— Begin Material provided —
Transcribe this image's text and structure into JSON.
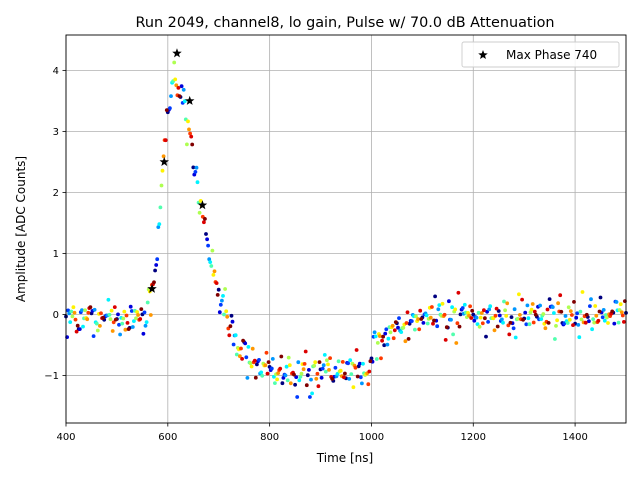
{
  "chart_data": {
    "type": "scatter",
    "title": "Run 2049, channel8, lo gain, Pulse w/ 70.0 dB Attenuation",
    "xlabel": "Time [ns]",
    "ylabel": "Amplitude [ADC Counts]",
    "xlim": [
      400,
      1500
    ],
    "ylim": [
      -1.78,
      4.58
    ],
    "x_ticks": [
      400,
      600,
      800,
      1000,
      1200,
      1400
    ],
    "y_ticks": [
      -1,
      0,
      1,
      2,
      3,
      4
    ],
    "x_tick_labels": [
      "400",
      "600",
      "800",
      "1000",
      "1200",
      "1400"
    ],
    "y_tick_labels": [
      "−1",
      "0",
      "1",
      "2",
      "3",
      "4"
    ],
    "grid": true,
    "colormap": "jet",
    "legend": {
      "position": "top-right",
      "entries": [
        {
          "label": "Max Phase 740",
          "marker": "star",
          "color": "#000000"
        }
      ]
    },
    "max_phase_points": {
      "name": "Max Phase 740",
      "x": [
        569,
        593,
        618,
        643,
        668
      ],
      "y": [
        0.42,
        2.5,
        4.28,
        3.5,
        1.79
      ]
    },
    "waveform": {
      "description_points_x": [
        400,
        540,
        560,
        570,
        580,
        590,
        600,
        610,
        620,
        630,
        640,
        650,
        660,
        670,
        680,
        690,
        700,
        720,
        740,
        760,
        780,
        800,
        850,
        900,
        950,
        990,
        1000,
        1020,
        1040,
        1060,
        1080,
        1100,
        1150,
        1200,
        1300,
        1400,
        1500
      ],
      "description_points_y": [
        0.0,
        -0.1,
        0.0,
        0.35,
        1.1,
        2.3,
        3.2,
        3.8,
        3.75,
        3.5,
        3.0,
        2.5,
        2.0,
        1.6,
        1.2,
        0.75,
        0.35,
        -0.2,
        -0.55,
        -0.75,
        -0.85,
        -0.9,
        -0.95,
        -0.98,
        -0.95,
        -0.9,
        -0.65,
        -0.45,
        -0.3,
        -0.2,
        -0.12,
        -0.06,
        -0.02,
        0.0,
        0.0,
        0.0,
        0.0
      ],
      "samples_per_phase": 44,
      "phases": 12,
      "noise_sigma": 0.15
    }
  }
}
— End Material provided —
◆ Instructions for the task: Print the entries above exactly, taking out only the pictures.

◆ Exercise response:
Transcribe this image's text and structure into JSON.
{
  "chart_data": {
    "type": "scatter",
    "title": "Run 2049, channel8, lo gain, Pulse w/ 70.0 dB Attenuation",
    "xlabel": "Time [ns]",
    "ylabel": "Amplitude [ADC Counts]",
    "xlim": [
      400,
      1500
    ],
    "ylim": [
      -1.78,
      4.58
    ],
    "x_ticks": [
      400,
      600,
      800,
      1000,
      1200,
      1400
    ],
    "y_ticks": [
      -1,
      0,
      1,
      2,
      3,
      4
    ],
    "x_tick_labels": [
      "400",
      "600",
      "800",
      "1000",
      "1200",
      "1400"
    ],
    "y_tick_labels": [
      "−1",
      "0",
      "1",
      "2",
      "3",
      "4"
    ],
    "grid": true,
    "colormap": "jet",
    "legend": {
      "position": "top-right",
      "entries": [
        {
          "label": "Max Phase 740",
          "marker": "star",
          "color": "#000000"
        }
      ]
    },
    "max_phase_points": {
      "name": "Max Phase 740",
      "x": [
        569,
        593,
        618,
        643,
        668
      ],
      "y": [
        0.42,
        2.5,
        4.28,
        3.5,
        1.79
      ]
    },
    "waveform": {
      "description_points_x": [
        400,
        540,
        560,
        570,
        580,
        590,
        600,
        610,
        620,
        630,
        640,
        650,
        660,
        670,
        680,
        690,
        700,
        720,
        740,
        760,
        780,
        800,
        850,
        900,
        950,
        990,
        1000,
        1020,
        1040,
        1060,
        1080,
        1100,
        1150,
        1200,
        1300,
        1400,
        1500
      ],
      "description_points_y": [
        0.0,
        -0.1,
        0.0,
        0.35,
        1.1,
        2.3,
        3.2,
        3.8,
        3.75,
        3.5,
        3.0,
        2.5,
        2.0,
        1.6,
        1.2,
        0.75,
        0.35,
        -0.2,
        -0.55,
        -0.75,
        -0.85,
        -0.9,
        -0.95,
        -0.98,
        -0.95,
        -0.9,
        -0.65,
        -0.45,
        -0.3,
        -0.2,
        -0.12,
        -0.06,
        -0.02,
        0.0,
        0.0,
        0.0,
        0.0
      ],
      "samples_per_phase": 44,
      "phases": 12,
      "noise_sigma": 0.15
    }
  }
}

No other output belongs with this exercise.